::: Records to use

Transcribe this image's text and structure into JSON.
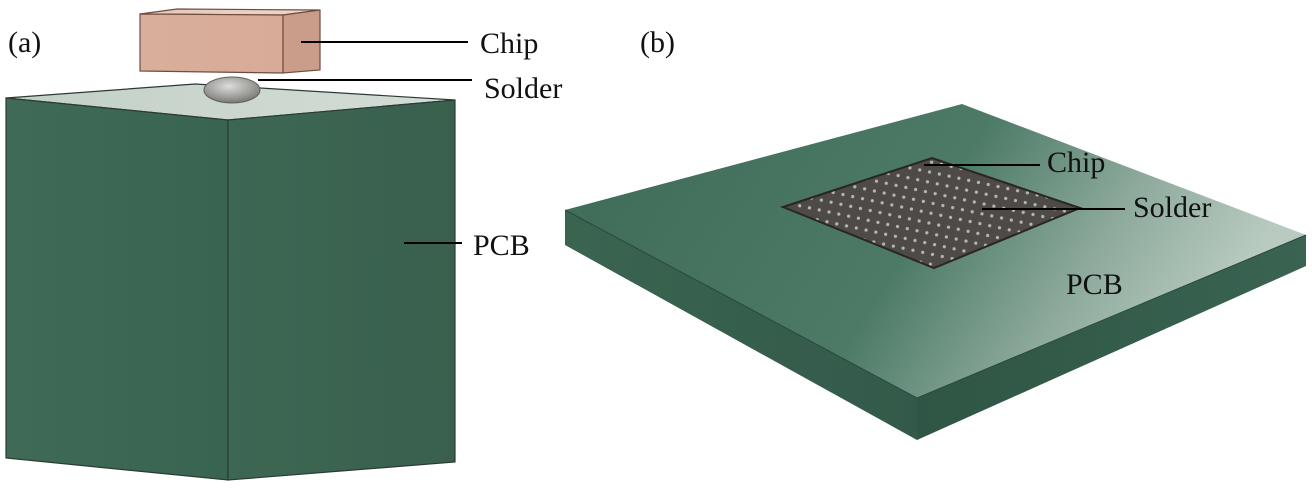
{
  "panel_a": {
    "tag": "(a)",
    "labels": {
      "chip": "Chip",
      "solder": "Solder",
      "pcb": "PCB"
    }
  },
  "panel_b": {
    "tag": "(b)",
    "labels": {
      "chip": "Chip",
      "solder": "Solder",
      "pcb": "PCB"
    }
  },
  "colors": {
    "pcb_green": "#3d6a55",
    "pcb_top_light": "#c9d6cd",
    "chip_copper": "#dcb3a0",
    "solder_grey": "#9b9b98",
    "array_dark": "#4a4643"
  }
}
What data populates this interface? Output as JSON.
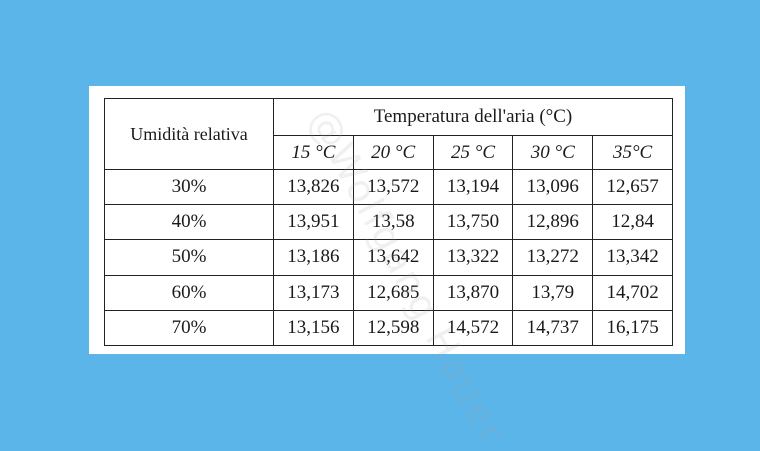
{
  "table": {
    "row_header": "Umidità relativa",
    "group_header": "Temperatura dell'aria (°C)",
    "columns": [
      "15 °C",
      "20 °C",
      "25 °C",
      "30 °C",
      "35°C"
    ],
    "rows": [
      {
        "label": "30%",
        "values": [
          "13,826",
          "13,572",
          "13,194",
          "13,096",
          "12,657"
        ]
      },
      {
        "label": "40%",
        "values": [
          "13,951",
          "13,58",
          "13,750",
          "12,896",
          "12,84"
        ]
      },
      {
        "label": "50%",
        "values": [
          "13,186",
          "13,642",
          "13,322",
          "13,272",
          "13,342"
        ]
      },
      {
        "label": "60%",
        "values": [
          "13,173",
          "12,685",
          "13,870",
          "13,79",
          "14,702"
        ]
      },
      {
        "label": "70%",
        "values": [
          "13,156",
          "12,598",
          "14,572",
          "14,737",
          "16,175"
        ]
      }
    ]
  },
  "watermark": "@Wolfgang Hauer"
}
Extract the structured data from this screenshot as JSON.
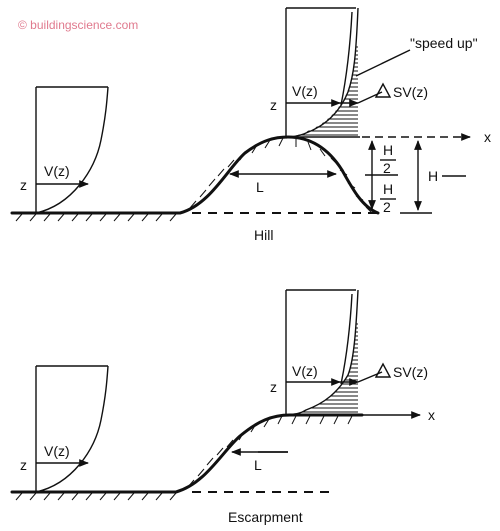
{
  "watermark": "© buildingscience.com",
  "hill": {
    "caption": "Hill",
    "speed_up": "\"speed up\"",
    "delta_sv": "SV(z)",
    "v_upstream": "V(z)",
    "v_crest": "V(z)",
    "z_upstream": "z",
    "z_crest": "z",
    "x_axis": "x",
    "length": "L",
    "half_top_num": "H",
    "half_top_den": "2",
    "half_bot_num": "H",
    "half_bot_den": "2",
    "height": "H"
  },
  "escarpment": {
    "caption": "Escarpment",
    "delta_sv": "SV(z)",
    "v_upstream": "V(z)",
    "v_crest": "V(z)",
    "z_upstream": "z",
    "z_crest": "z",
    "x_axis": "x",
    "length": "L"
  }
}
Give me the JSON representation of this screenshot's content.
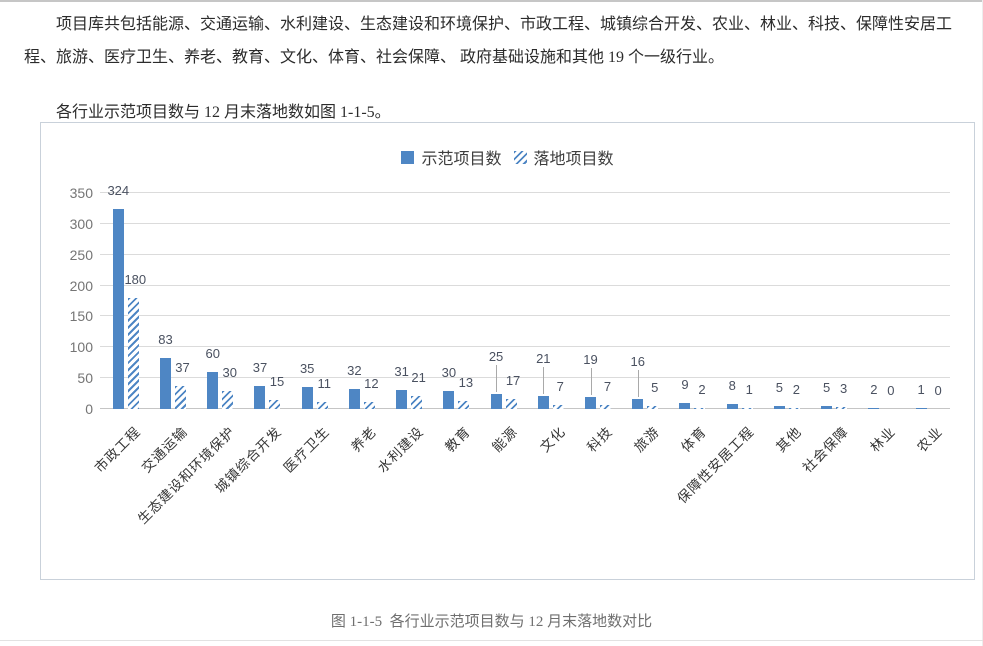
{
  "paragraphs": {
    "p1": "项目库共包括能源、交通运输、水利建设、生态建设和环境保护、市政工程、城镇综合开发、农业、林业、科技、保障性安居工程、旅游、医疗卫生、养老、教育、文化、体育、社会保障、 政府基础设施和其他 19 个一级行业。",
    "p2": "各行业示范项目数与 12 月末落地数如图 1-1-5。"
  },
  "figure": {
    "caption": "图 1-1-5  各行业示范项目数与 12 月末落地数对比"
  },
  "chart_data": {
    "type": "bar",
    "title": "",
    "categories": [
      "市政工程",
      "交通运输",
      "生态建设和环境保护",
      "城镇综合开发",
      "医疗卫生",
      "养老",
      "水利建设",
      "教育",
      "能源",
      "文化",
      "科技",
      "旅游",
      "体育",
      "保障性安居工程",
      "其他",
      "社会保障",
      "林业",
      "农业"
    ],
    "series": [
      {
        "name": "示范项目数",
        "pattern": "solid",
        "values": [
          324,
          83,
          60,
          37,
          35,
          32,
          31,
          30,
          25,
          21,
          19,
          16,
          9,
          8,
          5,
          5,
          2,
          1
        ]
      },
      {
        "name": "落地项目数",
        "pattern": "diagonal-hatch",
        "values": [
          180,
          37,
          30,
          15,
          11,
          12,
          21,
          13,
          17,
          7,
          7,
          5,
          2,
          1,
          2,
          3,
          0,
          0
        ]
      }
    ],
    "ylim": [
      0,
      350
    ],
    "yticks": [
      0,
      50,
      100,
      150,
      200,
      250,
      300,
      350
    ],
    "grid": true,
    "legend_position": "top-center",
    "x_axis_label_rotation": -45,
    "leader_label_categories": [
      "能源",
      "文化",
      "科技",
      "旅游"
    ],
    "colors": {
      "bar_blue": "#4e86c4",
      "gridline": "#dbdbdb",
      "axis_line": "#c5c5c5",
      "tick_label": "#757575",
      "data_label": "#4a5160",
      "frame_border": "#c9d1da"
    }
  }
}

::::::

Count how many lines hold the string "各行业示范项目数与" and give that number alone.

2